**What you should do:** From the listing below, pull out all lines with "RHESSI" in them.

(Figure record extracts)
○ ○ ○

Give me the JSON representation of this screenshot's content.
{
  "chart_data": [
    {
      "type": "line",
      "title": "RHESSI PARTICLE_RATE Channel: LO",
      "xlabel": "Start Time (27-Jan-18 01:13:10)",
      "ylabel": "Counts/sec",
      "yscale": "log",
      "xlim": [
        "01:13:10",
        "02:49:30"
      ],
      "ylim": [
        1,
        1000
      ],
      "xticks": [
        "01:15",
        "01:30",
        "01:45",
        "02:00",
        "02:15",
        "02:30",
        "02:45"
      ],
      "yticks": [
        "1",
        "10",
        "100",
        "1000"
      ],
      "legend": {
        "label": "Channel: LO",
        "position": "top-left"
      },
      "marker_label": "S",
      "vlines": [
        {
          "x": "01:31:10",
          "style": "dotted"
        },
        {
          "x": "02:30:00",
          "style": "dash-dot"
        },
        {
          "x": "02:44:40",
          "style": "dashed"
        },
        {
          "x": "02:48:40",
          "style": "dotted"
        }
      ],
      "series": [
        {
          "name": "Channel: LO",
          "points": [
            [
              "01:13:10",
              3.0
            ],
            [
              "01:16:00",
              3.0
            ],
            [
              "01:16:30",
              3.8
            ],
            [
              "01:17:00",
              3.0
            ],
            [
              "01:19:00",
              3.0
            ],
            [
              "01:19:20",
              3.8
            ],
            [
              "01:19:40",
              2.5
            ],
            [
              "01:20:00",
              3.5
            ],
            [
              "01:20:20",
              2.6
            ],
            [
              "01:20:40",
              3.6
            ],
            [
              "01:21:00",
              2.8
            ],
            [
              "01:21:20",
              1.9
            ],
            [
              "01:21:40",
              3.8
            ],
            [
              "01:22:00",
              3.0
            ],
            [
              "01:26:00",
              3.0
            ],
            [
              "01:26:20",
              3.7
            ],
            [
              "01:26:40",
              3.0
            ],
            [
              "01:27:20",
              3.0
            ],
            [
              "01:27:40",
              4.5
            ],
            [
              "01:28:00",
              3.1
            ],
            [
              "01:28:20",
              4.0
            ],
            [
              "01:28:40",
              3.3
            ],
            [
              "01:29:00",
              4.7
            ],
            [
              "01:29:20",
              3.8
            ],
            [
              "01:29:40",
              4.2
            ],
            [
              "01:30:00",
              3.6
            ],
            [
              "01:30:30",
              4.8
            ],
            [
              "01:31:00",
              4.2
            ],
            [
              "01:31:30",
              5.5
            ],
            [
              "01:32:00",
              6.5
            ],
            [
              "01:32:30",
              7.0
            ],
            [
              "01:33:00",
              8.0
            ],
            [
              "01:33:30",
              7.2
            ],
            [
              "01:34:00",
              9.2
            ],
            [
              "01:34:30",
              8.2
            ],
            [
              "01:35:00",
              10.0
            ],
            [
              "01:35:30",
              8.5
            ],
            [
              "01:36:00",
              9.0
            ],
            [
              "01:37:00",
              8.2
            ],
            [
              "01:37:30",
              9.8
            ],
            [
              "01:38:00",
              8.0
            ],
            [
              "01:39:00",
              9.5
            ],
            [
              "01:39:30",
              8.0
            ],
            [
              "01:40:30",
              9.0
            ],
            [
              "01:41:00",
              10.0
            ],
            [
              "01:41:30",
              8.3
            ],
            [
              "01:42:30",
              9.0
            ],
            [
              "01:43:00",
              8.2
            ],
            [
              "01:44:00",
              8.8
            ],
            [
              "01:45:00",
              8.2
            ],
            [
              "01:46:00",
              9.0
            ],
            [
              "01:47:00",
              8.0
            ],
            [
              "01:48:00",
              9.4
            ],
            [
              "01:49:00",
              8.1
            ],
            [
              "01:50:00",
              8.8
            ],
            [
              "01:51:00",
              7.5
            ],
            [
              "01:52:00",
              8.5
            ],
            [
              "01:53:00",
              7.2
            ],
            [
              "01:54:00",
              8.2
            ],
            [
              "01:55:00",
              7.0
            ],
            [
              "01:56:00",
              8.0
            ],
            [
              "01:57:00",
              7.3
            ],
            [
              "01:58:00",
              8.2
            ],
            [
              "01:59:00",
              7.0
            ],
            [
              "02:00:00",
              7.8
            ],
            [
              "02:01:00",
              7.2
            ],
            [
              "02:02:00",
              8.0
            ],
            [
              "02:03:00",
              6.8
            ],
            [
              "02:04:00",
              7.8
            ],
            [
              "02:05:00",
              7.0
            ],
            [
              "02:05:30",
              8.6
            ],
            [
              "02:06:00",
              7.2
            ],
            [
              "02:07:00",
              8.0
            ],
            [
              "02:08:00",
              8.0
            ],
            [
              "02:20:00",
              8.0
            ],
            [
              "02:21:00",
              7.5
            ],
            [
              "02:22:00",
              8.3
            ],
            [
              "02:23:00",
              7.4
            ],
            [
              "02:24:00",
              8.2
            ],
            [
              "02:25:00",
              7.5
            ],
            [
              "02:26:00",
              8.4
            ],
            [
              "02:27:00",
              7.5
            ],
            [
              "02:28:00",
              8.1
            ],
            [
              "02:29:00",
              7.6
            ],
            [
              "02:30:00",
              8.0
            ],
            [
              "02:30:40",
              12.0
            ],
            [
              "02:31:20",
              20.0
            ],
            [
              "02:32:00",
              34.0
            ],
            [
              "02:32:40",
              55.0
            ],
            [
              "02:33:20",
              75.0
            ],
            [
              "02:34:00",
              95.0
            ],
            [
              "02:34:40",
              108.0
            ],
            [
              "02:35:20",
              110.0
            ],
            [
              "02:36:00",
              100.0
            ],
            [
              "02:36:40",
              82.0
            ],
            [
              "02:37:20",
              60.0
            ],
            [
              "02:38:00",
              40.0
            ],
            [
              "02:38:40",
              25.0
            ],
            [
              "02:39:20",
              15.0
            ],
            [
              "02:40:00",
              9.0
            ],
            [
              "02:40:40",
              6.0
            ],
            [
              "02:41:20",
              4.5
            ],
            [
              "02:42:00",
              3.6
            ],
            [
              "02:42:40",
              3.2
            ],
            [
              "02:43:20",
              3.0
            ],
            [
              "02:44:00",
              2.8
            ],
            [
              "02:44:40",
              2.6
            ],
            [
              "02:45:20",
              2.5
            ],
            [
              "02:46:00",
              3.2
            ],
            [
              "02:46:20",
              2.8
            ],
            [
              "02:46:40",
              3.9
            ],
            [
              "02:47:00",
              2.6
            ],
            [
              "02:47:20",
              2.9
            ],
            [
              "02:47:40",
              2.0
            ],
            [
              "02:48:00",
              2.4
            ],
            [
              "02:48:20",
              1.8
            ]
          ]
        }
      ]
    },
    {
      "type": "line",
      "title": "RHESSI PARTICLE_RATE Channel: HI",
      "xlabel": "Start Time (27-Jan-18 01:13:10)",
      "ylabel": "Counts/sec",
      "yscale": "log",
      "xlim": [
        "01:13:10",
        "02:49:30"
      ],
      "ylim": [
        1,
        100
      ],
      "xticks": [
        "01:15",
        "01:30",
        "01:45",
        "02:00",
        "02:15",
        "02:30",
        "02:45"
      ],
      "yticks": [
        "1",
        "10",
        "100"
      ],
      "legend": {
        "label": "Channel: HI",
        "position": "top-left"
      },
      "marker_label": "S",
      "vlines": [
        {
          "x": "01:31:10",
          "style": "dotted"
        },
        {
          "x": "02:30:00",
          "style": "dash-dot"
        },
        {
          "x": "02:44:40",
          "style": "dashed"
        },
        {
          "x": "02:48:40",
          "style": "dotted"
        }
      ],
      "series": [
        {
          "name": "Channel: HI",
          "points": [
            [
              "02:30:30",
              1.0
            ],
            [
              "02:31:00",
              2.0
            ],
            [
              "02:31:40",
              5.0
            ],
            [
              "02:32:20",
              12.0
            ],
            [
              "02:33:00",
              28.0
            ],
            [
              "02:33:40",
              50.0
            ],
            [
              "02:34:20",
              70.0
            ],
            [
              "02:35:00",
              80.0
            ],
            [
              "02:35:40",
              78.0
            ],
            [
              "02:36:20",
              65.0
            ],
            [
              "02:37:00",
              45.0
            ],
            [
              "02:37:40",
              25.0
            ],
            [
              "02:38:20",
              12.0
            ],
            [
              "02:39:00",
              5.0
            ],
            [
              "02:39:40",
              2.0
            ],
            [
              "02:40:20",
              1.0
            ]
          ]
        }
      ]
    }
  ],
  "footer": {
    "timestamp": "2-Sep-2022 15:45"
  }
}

○ ○ ○

**Reply to the task:**
      "title": "RHESSI PARTICLE_RATE Channel: LO",
      "title": "RHESSI PARTICLE_RATE Channel: HI",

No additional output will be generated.